Stated goal ->
Return the listing below exactly, with the pictures dropped.

Entries supplied ->
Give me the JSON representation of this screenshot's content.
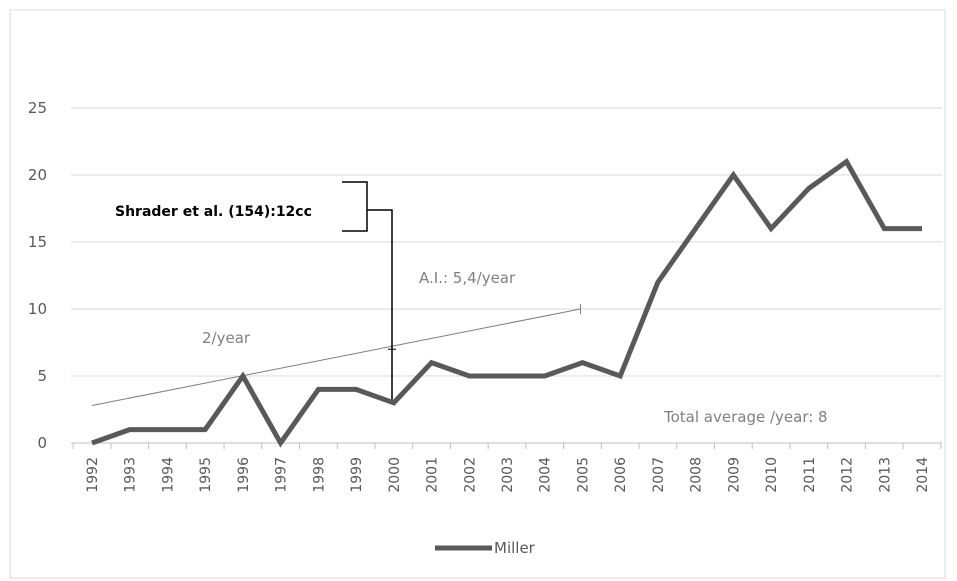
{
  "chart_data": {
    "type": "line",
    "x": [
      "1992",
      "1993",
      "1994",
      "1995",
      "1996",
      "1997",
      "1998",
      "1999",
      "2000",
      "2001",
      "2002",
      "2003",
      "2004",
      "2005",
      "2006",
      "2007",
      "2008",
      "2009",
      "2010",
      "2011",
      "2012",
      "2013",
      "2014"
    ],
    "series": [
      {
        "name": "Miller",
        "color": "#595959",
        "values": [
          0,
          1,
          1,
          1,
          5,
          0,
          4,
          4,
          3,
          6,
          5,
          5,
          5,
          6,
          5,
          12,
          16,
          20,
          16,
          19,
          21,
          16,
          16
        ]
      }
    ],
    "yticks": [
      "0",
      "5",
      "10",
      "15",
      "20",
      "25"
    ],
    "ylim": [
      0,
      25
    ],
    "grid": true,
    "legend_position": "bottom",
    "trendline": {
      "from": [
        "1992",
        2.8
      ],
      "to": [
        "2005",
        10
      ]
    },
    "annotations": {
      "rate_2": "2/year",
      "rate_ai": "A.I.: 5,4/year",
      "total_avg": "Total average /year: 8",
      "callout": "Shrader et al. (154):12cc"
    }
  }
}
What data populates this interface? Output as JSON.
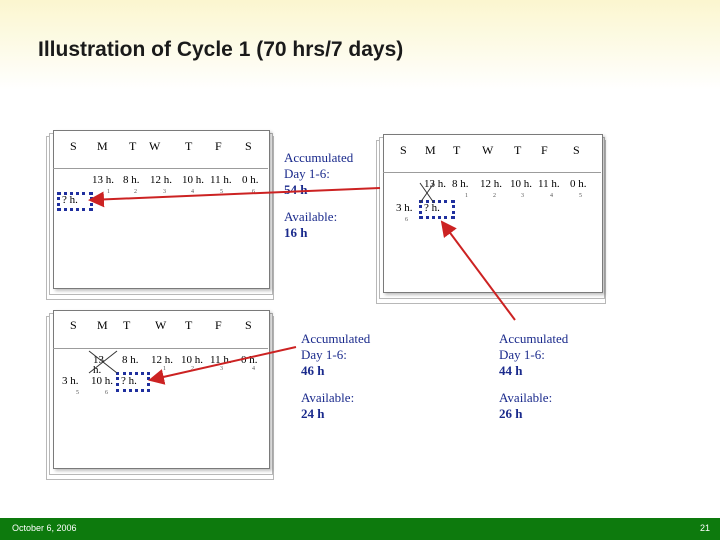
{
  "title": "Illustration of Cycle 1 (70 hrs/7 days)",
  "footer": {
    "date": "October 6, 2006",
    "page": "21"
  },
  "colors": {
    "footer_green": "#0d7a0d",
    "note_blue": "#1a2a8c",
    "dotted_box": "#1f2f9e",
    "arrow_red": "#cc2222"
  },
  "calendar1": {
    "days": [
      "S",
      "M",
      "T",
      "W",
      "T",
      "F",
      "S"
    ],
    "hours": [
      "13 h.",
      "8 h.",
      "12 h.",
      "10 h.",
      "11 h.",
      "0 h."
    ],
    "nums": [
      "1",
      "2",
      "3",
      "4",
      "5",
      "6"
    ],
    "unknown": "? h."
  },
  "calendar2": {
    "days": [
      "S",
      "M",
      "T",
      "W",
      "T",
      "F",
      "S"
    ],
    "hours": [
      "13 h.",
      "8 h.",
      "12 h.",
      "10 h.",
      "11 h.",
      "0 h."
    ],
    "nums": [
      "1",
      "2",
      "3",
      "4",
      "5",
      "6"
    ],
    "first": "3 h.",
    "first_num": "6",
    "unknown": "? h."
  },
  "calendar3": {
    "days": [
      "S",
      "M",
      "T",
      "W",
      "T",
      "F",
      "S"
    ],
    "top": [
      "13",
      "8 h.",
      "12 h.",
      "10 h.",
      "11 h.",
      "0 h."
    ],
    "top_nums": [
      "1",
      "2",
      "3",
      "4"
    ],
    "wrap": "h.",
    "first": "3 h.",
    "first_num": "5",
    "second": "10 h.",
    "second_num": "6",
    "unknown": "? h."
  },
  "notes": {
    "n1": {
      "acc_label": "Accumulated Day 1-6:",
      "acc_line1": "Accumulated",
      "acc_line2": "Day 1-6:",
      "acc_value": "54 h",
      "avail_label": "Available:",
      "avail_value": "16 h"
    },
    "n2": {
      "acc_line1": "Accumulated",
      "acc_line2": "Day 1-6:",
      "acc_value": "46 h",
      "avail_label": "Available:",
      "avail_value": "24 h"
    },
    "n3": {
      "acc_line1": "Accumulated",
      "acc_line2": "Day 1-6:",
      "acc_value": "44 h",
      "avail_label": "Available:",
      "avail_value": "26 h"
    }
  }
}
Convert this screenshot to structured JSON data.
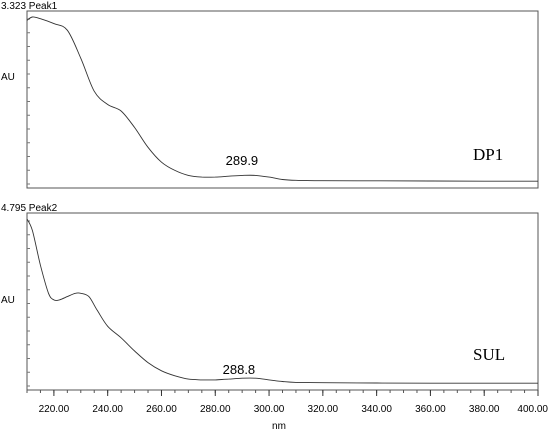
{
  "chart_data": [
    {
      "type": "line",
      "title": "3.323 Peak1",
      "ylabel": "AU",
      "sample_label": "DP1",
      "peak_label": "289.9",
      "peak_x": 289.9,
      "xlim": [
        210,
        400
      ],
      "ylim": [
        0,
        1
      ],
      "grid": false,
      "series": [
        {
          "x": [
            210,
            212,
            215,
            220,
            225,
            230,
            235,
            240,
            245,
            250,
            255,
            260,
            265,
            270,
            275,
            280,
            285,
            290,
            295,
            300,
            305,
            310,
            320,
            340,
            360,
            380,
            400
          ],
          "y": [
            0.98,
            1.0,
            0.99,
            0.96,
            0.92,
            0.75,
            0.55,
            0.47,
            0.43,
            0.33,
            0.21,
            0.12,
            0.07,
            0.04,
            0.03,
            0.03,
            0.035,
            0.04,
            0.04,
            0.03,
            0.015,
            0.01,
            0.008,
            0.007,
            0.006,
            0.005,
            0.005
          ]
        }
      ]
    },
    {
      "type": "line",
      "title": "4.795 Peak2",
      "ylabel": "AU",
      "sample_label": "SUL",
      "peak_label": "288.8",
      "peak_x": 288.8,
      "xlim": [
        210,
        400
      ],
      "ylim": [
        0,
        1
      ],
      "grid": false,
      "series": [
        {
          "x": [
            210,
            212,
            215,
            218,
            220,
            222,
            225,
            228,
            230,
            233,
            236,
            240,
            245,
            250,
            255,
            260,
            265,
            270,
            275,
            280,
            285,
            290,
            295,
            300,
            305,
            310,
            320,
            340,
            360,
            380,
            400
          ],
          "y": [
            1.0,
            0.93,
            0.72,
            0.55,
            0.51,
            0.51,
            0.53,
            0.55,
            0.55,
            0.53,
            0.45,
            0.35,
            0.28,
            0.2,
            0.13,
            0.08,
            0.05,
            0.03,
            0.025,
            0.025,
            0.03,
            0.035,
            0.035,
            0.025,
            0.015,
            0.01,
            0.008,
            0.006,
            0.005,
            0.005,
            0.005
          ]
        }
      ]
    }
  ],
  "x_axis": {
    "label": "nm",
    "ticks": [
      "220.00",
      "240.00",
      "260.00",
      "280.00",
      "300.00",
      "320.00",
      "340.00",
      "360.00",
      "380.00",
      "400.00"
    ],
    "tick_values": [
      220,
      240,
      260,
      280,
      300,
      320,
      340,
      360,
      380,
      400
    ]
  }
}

Task result ->
Give me the JSON representation of this screenshot's content.
{
  "chart_data": {
    "type": "line",
    "x": [
      "1992",
      "1993",
      "1994",
      "1995",
      "1996",
      "1997",
      "1998",
      "1999",
      "2000",
      "2001",
      "2002",
      "2003",
      "2004",
      "2005",
      "2006",
      "2007",
      "2008",
      "2009",
      "2010",
      "2011",
      "2012",
      "2013",
      "2014"
    ],
    "series": [
      {
        "name": "Miller",
        "color": "#595959",
        "values": [
          0,
          1,
          1,
          1,
          5,
          0,
          4,
          4,
          3,
          6,
          5,
          5,
          5,
          6,
          5,
          12,
          16,
          20,
          16,
          19,
          21,
          16,
          16
        ]
      }
    ],
    "yticks": [
      "0",
      "5",
      "10",
      "15",
      "20",
      "25"
    ],
    "ylim": [
      0,
      25
    ],
    "grid": true,
    "legend_position": "bottom",
    "trendline": {
      "from": [
        "1992",
        2.8
      ],
      "to": [
        "2005",
        10
      ]
    },
    "annotations": {
      "rate_2": "2/year",
      "rate_ai": "A.I.: 5,4/year",
      "total_avg": "Total average /year: 8",
      "callout": "Shrader et al. (154):12cc"
    }
  }
}
What data populates this interface? Output as JSON.
{
  "title": "Illustration of Cycle 1 (70 hrs/7 days)",
  "footer": {
    "date": "October 6, 2006",
    "page": "21"
  },
  "colors": {
    "footer_green": "#0d7a0d",
    "note_blue": "#1a2a8c",
    "dotted_box": "#1f2f9e",
    "arrow_red": "#cc2222"
  },
  "calendar1": {
    "days": [
      "S",
      "M",
      "T",
      "W",
      "T",
      "F",
      "S"
    ],
    "hours": [
      "13 h.",
      "8 h.",
      "12 h.",
      "10 h.",
      "11 h.",
      "0 h."
    ],
    "nums": [
      "1",
      "2",
      "3",
      "4",
      "5",
      "6"
    ],
    "unknown": "? h."
  },
  "calendar2": {
    "days": [
      "S",
      "M",
      "T",
      "W",
      "T",
      "F",
      "S"
    ],
    "hours": [
      "13 h.",
      "8 h.",
      "12 h.",
      "10 h.",
      "11 h.",
      "0 h."
    ],
    "nums": [
      "1",
      "2",
      "3",
      "4",
      "5",
      "6"
    ],
    "first": "3 h.",
    "first_num": "6",
    "unknown": "? h."
  },
  "calendar3": {
    "days": [
      "S",
      "M",
      "T",
      "W",
      "T",
      "F",
      "S"
    ],
    "top": [
      "13",
      "8 h.",
      "12 h.",
      "10 h.",
      "11 h.",
      "0 h."
    ],
    "top_nums": [
      "1",
      "2",
      "3",
      "4"
    ],
    "wrap": "h.",
    "first": "3 h.",
    "first_num": "5",
    "second": "10 h.",
    "second_num": "6",
    "unknown": "? h."
  },
  "notes": {
    "n1": {
      "acc_label": "Accumulated Day 1-6:",
      "acc_line1": "Accumulated",
      "acc_line2": "Day 1-6:",
      "acc_value": "54 h",
      "avail_label": "Available:",
      "avail_value": "16 h"
    },
    "n2": {
      "acc_line1": "Accumulated",
      "acc_line2": "Day 1-6:",
      "acc_value": "46 h",
      "avail_label": "Available:",
      "avail_value": "24 h"
    },
    "n3": {
      "acc_line1": "Accumulated",
      "acc_line2": "Day 1-6:",
      "acc_value": "44 h",
      "avail_label": "Available:",
      "avail_value": "26 h"
    }
  }
}
Convert this screenshot to structured JSON data.
{
  "chart_data": [
    {
      "type": "line",
      "title": "3.323 Peak1",
      "ylabel": "AU",
      "sample_label": "DP1",
      "peak_label": "289.9",
      "peak_x": 289.9,
      "xlim": [
        210,
        400
      ],
      "ylim": [
        0,
        1
      ],
      "grid": false,
      "series": [
        {
          "x": [
            210,
            212,
            215,
            220,
            225,
            230,
            235,
            240,
            245,
            250,
            255,
            260,
            265,
            270,
            275,
            280,
            285,
            290,
            295,
            300,
            305,
            310,
            320,
            340,
            360,
            380,
            400
          ],
          "y": [
            0.98,
            1.0,
            0.99,
            0.96,
            0.92,
            0.75,
            0.55,
            0.47,
            0.43,
            0.33,
            0.21,
            0.12,
            0.07,
            0.04,
            0.03,
            0.03,
            0.035,
            0.04,
            0.04,
            0.03,
            0.015,
            0.01,
            0.008,
            0.007,
            0.006,
            0.005,
            0.005
          ]
        }
      ]
    },
    {
      "type": "line",
      "title": "4.795 Peak2",
      "ylabel": "AU",
      "sample_label": "SUL",
      "peak_label": "288.8",
      "peak_x": 288.8,
      "xlim": [
        210,
        400
      ],
      "ylim": [
        0,
        1
      ],
      "grid": false,
      "series": [
        {
          "x": [
            210,
            212,
            215,
            218,
            220,
            222,
            225,
            228,
            230,
            233,
            236,
            240,
            245,
            250,
            255,
            260,
            265,
            270,
            275,
            280,
            285,
            290,
            295,
            300,
            305,
            310,
            320,
            340,
            360,
            380,
            400
          ],
          "y": [
            1.0,
            0.93,
            0.72,
            0.55,
            0.51,
            0.51,
            0.53,
            0.55,
            0.55,
            0.53,
            0.45,
            0.35,
            0.28,
            0.2,
            0.13,
            0.08,
            0.05,
            0.03,
            0.025,
            0.025,
            0.03,
            0.035,
            0.035,
            0.025,
            0.015,
            0.01,
            0.008,
            0.006,
            0.005,
            0.005,
            0.005
          ]
        }
      ]
    }
  ],
  "x_axis": {
    "label": "nm",
    "ticks": [
      "220.00",
      "240.00",
      "260.00",
      "280.00",
      "300.00",
      "320.00",
      "340.00",
      "360.00",
      "380.00",
      "400.00"
    ],
    "tick_values": [
      220,
      240,
      260,
      280,
      300,
      320,
      340,
      360,
      380,
      400
    ]
  }
}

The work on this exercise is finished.